- _Given task_: Convert these lines into a JSON list of strings with one string per line, omitting blank lines. Include every record.

- _Extracted material_:
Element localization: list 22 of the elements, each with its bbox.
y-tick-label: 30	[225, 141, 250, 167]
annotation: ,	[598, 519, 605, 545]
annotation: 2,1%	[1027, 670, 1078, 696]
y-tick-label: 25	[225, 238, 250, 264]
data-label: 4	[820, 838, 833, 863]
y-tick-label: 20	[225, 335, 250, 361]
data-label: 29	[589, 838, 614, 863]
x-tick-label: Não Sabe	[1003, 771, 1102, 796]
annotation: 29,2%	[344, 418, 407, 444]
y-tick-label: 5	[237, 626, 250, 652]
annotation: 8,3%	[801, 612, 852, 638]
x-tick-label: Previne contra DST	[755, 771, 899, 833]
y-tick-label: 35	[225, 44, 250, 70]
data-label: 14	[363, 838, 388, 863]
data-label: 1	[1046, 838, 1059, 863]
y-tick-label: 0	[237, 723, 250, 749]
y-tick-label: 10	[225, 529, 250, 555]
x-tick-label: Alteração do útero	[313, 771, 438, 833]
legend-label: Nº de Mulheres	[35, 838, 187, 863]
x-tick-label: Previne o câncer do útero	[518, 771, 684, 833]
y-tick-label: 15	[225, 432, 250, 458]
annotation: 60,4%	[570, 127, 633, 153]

- _Response for this exercise_:
[
  "Element localization: list 22 of the elements, each with its bbox.",
  "y-tick-label: 30\t[225, 141, 250, 167]",
  "annotation: ,\t[598, 519, 605, 545]",
  "annotation: 2,1%\t[1027, 670, 1078, 696]",
  "y-tick-label: 25\t[225, 238, 250, 264]",
  "data-label: 4\t[820, 838, 833, 863]",
  "y-tick-label: 20\t[225, 335, 250, 361]",
  "data-label: 29\t[589, 838, 614, 863]",
  "x-tick-label: Não Sabe\t[1003, 771, 1102, 796]",
  "annotation: 29,2%\t[344, 418, 407, 444]",
  "y-tick-label: 5\t[237, 626, 250, 652]",
  "annotation: 8,3%\t[801, 612, 852, 638]",
  "x-tick-label: Previne contra DST\t[755, 771, 899, 833]",
  "y-tick-label: 35\t[225, 44, 250, 70]",
  "data-label: 14\t[363, 838, 388, 863]",
  "data-label: 1\t[1046, 838, 1059, 863]",
  "y-tick-label: 0\t[237, 723, 250, 749]",
  "y-tick-label: 10\t[225, 529, 250, 555]",
  "x-tick-label: Alteração do útero\t[313, 771, 438, 833]",
  "legend-label: Nº de Mulheres\t[35, 838, 187, 863]",
  "x-tick-label: Previne o câncer do útero\t[518, 771, 684, 833]",
  "y-tick-label: 15\t[225, 432, 250, 458]",
  "annotation: 60,4%\t[570, 127, 633, 153]"
]